[Aim] Filter these entries, keeping only lines that hold the word "middle".

########################################

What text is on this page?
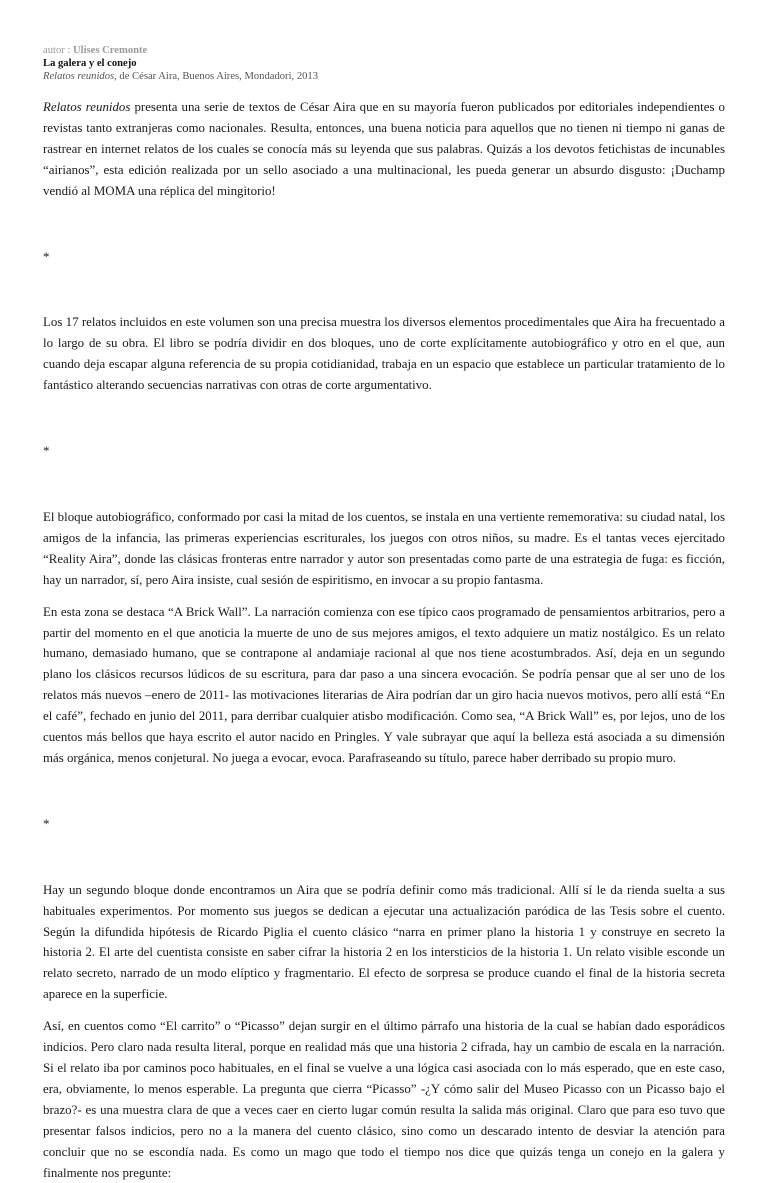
autor : Ulises Cremonte
La galera y el conejo
Relatos reunidos, de César Aira, Buenos Aires, Mondadori, 2013

Relatos reunidos presenta una serie de textos de César Aira que en su mayoría fueron publicados por editoriales independientes o revistas tanto extranjeras como nacionales. Resulta, entonces, una buena noticia para aquellos que no tienen ni tiempo ni ganas de rastrear en internet relatos de los cuales se conocía más su leyenda que sus palabras. Quizás a los devotos fetichistas de incunables “airianos”, esta edición realizada por un sello asociado a una multinacional, les pueda generar un absurdo disgusto: ¡Duchamp vendió al MOMA una réplica del mingitorio!

*

Los 17 relatos incluidos en este volumen son una precisa muestra los diversos elementos procedimentales que Aira ha frecuentado a lo largo de su obra. El libro se podría dividir en dos bloques, uno de corte explícitamente autobiográfico y otro en el que, aun cuando deja escapar alguna referencia de su propia cotidianidad, trabaja en un espacio que establece un particular tratamiento de lo fantástico alterando secuencias narrativas con otras de corte argumentativo.

*

El bloque autobiográfico, conformado por casi la mitad de los cuentos, se instala en una vertiente rememorativa: su ciudad natal, los amigos de la infancia, las primeras experiencias escriturales, los juegos con otros niños, su madre. Es el tantas veces ejercitado “Reality Aira”, donde las clásicas fronteras entre narrador y autor son presentadas como parte de una estrategia de fuga: es ficción, hay un narrador, sí, pero Aira insiste, cual sesión de espiritismo, en invocar a su propio fantasma.

En esta zona se destaca “A Brick Wall”. La narración comienza con ese típico caos programado de pensamientos arbitrarios, pero a partir del momento en el que anoticia la muerte de uno de sus mejores amigos, el texto adquiere un matiz nostálgico. Es un relato humano, demasiado humano, que se contrapone al andamiaje racional al que nos tiene acostumbrados. Así, deja en un segundo plano los clásicos recursos lúdicos de su escritura, para dar paso a una sincera evocación. Se podría pensar que al ser uno de los relatos más nuevos –enero de 2011- las motivaciones literarias de Aira podrían dar un giro hacia nuevos motivos, pero allí está “En el café”, fechado en junio del 2011, para derribar cualquier atisbo modificación. Como sea, “A Brick Wall” es, por lejos, uno de los cuentos más bellos que haya escrito el autor nacido en Pringles. Y vale subrayar que aquí la belleza está asociada a su dimensión más orgánica, menos conjetural. No juega a evocar, evoca. Parafraseando su título, parece haber derribado su propio muro.

*

Hay un segundo bloque donde encontramos un Aira que se podría definir como más tradicional. Allí sí le da rienda suelta a sus habituales experimentos. Por momento sus juegos se dedican a ejecutar una actualización paródica de las Tesis sobre el cuento. Según la difundida hipótesis de Ricardo Piglia el cuento clásico “narra en primer plano la historia 1 y construye en secreto la historia 2. El arte del cuentista consiste en saber cifrar la historia 2 en los intersticios de la historia 1. Un relato visible esconde un relato secreto, narrado de un modo elíptico y fragmentario. El efecto de sorpresa se produce cuando el final de la historia secreta aparece en la superficie.

Así, en cuentos como “El carrito” o “Picasso” dejan surgir en el último párrafo una historia de la cual se habían dado esporádicos indicios. Pero claro nada resulta literal, porque en realidad más que una historia 2 cifrada, hay un cambio de escala en la narración. Si el relato iba por caminos poco habituales, en el final se vuelve a una lógica casi asociada con lo más esperado, que en este caso, era, obviamente, lo menos esperable. La pregunta que cierra “Picasso” -¿Y cómo salir del Museo Picasso con un Picasso bajo el brazo?- es una muestra clara de que a veces caer en cierto lugar común resulta la salida más original. Claro que para eso tuvo que presentar falsos indicios, pero no a la manera del cuento clásico, sino como un descarado intento de desviar la atención para concluir que no se escondía nada. Es como un mago que todo el tiempo nos dice que quizás tenga un conejo en la galera y finalmente nos pregunte:
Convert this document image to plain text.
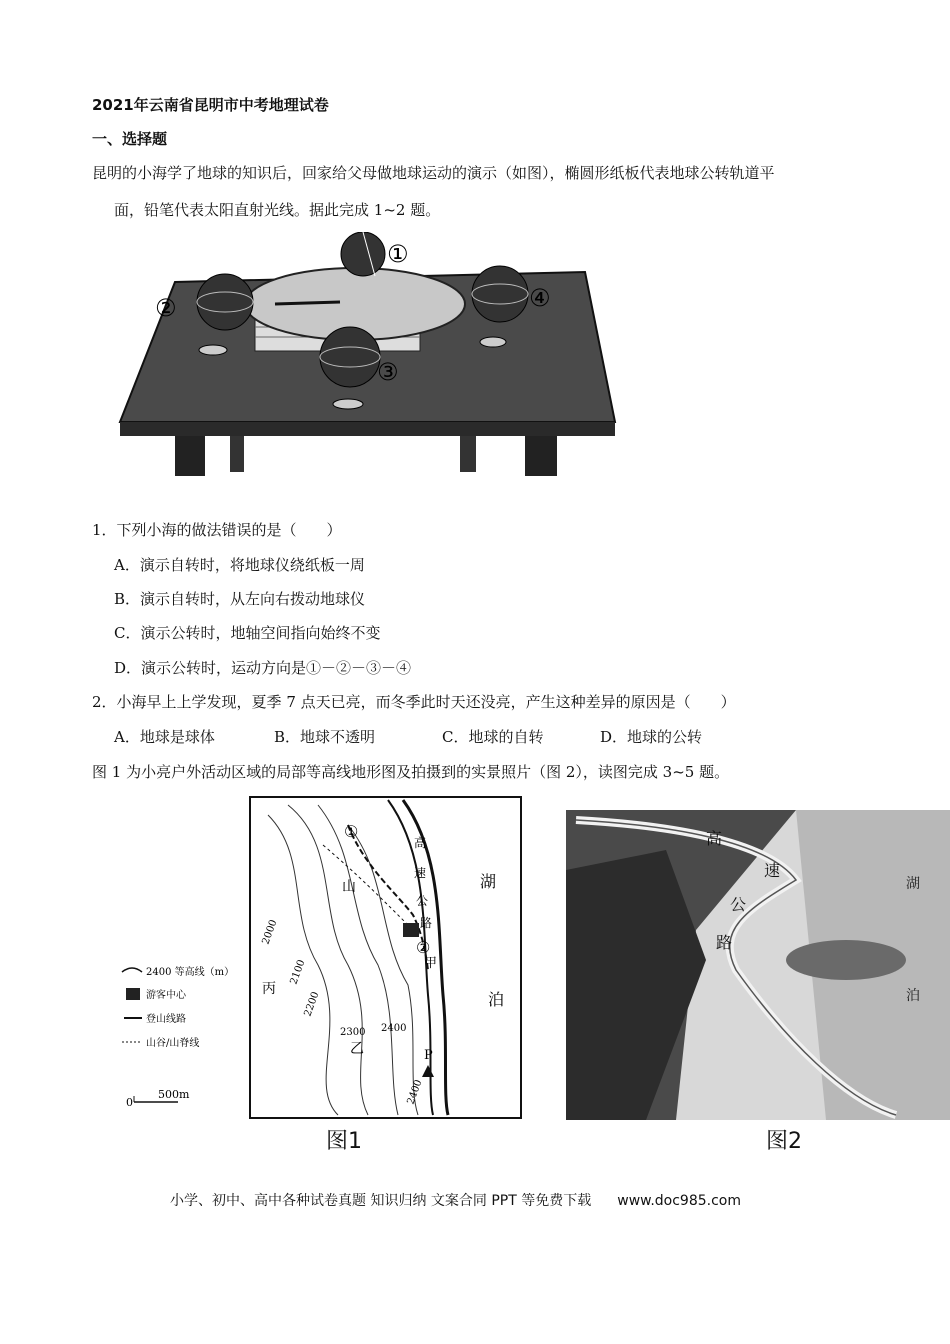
2021年云南省昆明市中考地理试卷
一、选择题
昆明的小海学了地球的知识后，回家给父母做地球运动的演示（如图），椭圆形纸板代表地球公转轨道平
面，铅笔代表太阳直射光线。据此完成 1~2 题。
①
②
③
④
1．下列小海的做法错误的是（　　）
A．演示自转时，将地球仪绕纸板一周
B．演示自转时，从左向右拨动地球仪
C．演示公转时，地轴空间指向始终不变
D．演示公转时，运动方向是①－②－③－④
2．小海早上上学发现，夏季 7 点天已亮，而冬季此时天还没亮，产生这种差异的原因是（　　）
A．地球是球体	B．地球不透明	C．地球的自转	D．地球的公转
图 1 为小亮户外活动区域的局部等高线地形图及拍摄到的实景照片（图 2），读图完成 3~5 题。
2400 等高线（m）
游客中心
登山线路
山谷/山脊线
0
500m
2000
2100
2200
2300 2400
2400
丙
乙
甲
山
P
湖
泊
高
速
公
路
①
②
图1
高
速
公
路
湖
泊
图2
小学、初中、高中各种试卷真题 知识归纳 文案合同 PPT 等免费下载 www.doc985.com
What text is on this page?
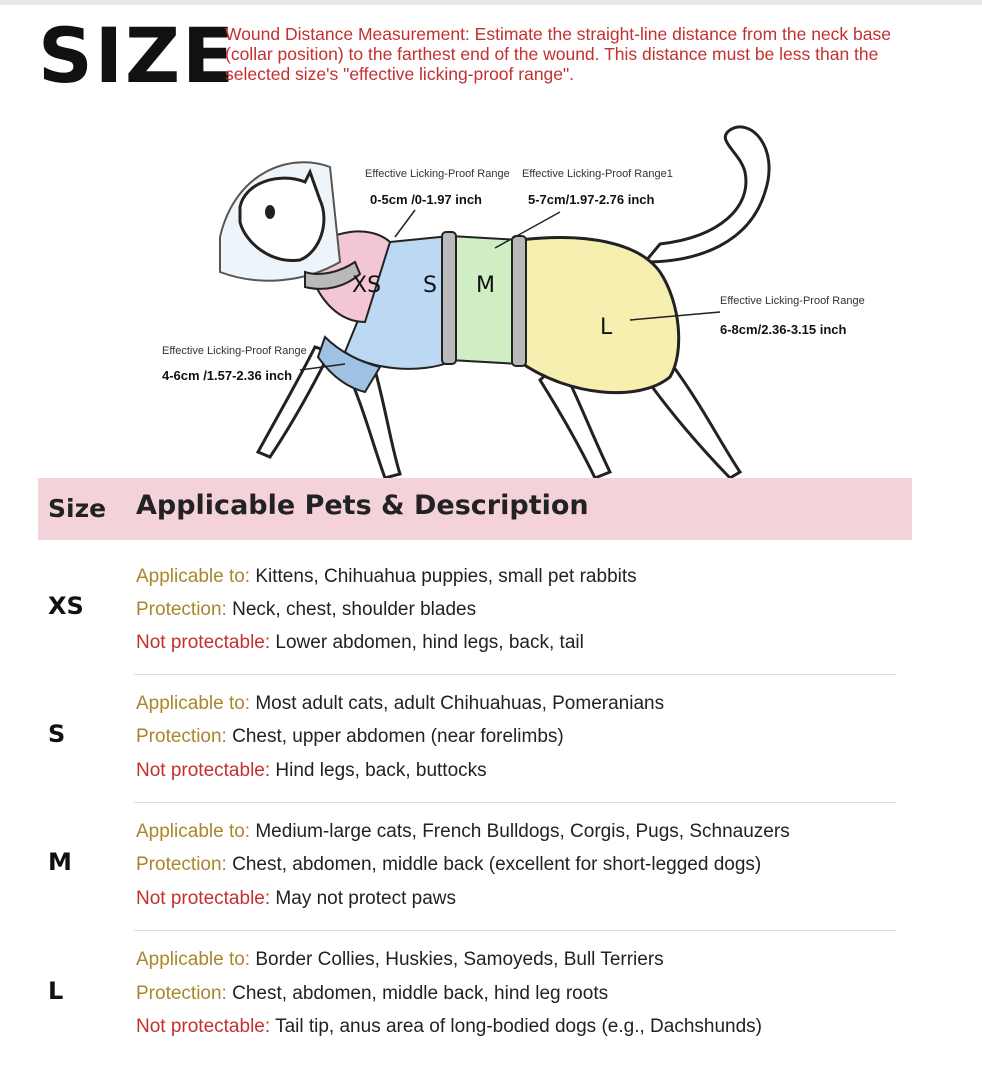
SIZE
Wound Distance Measurement: Estimate the straight-line distance from the neck base (collar position) to the farthest end of the wound. This distance must be less than the selected size's "effective licking-proof range".
XS S M
L
Effective Licking-Proof Range
0-5cm /0-1.97 inch
Effective Licking-Proof Range1
5-7cm/1.97-2.76 inch
Effective Licking-Proof Range
6-8cm/2.36-3.15 inch
Effective Licking-Proof Range
4-6cm /1.57-2.36 inch
Size Applicable Pets & Description
XS
Applicable to: Kittens, Chihuahua puppies, small pet rabbits
Protection: Neck, chest, shoulder blades
Not protectable: Lower abdomen, hind legs, back, tail
S
Applicable to: Most adult cats, adult Chihuahuas, Pomeranians
Protection: Chest, upper abdomen (near forelimbs)
Not protectable: Hind legs, back, buttocks
M
Applicable to: Medium-large cats, French Bulldogs, Corgis, Pugs, Schnauzers
Protection: Chest, abdomen, middle back (excellent for short-legged dogs)
Not protectable: May not protect paws
L
Applicable to: Border Collies, Huskies, Samoyeds, Bull Terriers
Protection: Chest, abdomen, middle back, hind leg roots
Not protectable: Tail tip, anus area of long-bodied dogs (e.g., Dachshunds)
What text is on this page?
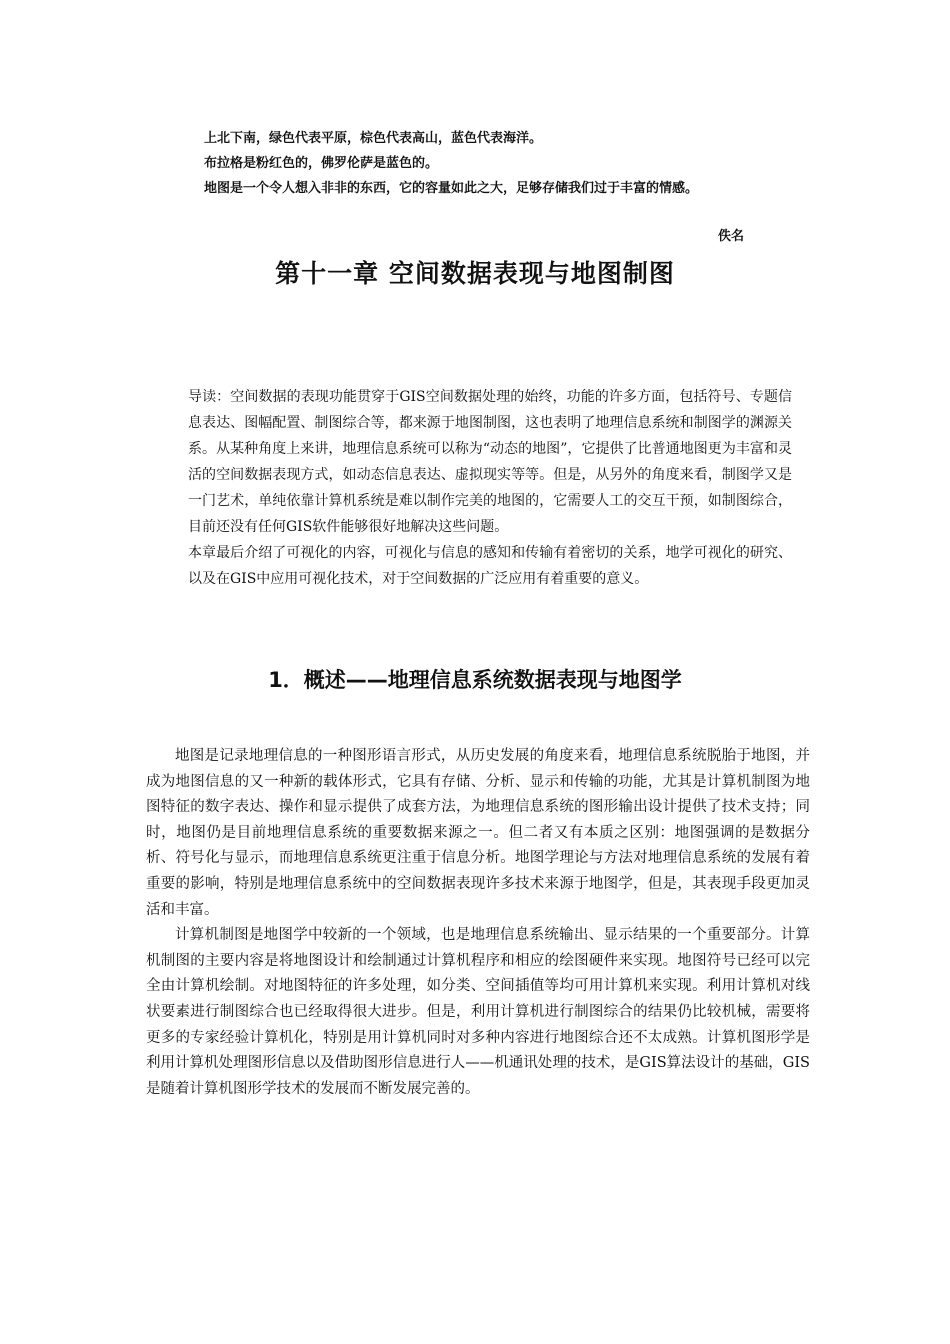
上北下南，绿色代表平原，棕色代表高山，蓝色代表海洋。

布拉格是粉红色的，佛罗伦萨是蓝色的。

地图是一个令人想入非非的东西，它的容量如此之大，足够存储我们过于丰富的情感。

佚名
第十一章 空间数据表现与地图制图

导读：空间数据的表现功能贯穿于GIS空间数据处理的始终，功能的许多方面，包括符号、专题信息表达、图幅配置、制图综合等，都来源于地图制图，这也表明了地理信息系统和制图学的渊源关系。从某种角度上来讲，地理信息系统可以称为“动态的地图”，它提供了比普通地图更为丰富和灵活的空间数据表现方式，如动态信息表达、虚拟现实等等。但是，从另外的角度来看，制图学又是一门艺术，单纯依靠计算机系统是难以制作完美的地图的，它需要人工的交互干预，如制图综合，目前还没有任何GIS软件能够很好地解决这些问题。

本章最后介绍了可视化的内容，可视化与信息的感知和传输有着密切的关系，地学可视化的研究、以及在GIS中应用可视化技术，对于空间数据的广泛应用有着重要的意义。

1．概述——地理信息系统数据表现与地图学

地图是记录地理信息的一种图形语言形式，从历史发展的角度来看，地理信息系统脱胎于地图，并成为地图信息的又一种新的载体形式，它具有存储、分析、显示和传输的功能，尤其是计算机制图为地图特征的数字表达、操作和显示提供了成套方法，为地理信息系统的图形输出设计提供了技术支持；同时，地图仍是目前地理信息系统的重要数据来源之一。但二者又有本质之区别：地图强调的是数据分析、符号化与显示，而地理信息系统更注重于信息分析。地图学理论与方法对地理信息系统的发展有着重要的影响，特别是地理信息系统中的空间数据表现许多技术来源于地图学，但是，其表现手段更加灵活和丰富。

计算机制图是地图学中较新的一个领域，也是地理信息系统输出、显示结果的一个重要部分。计算机制图的主要内容是将地图设计和绘制通过计算机程序和相应的绘图硬件来实现。地图符号已经可以完全由计算机绘制。对地图特征的许多处理，如分类、空间插值等均可用计算机来实现。利用计算机对线状要素进行制图综合也已经取得很大进步。但是，利用计算机进行制图综合的结果仍比较机械，需要将更多的专家经验计算机化，特别是用计算机同时对多种内容进行地图综合还不太成熟。计算机图形学是利用计算机处理图形信息以及借助图形信息进行人——机通讯处理的技术，是GIS算法设计的基础，GIS是随着计算机图形学技术的发展而不断发展完善的。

########################################

[Solution]
Protection: Chest, abdomen, middle back (excellent for short-legged dogs)
Protection: Chest, abdomen, middle back, hind leg roots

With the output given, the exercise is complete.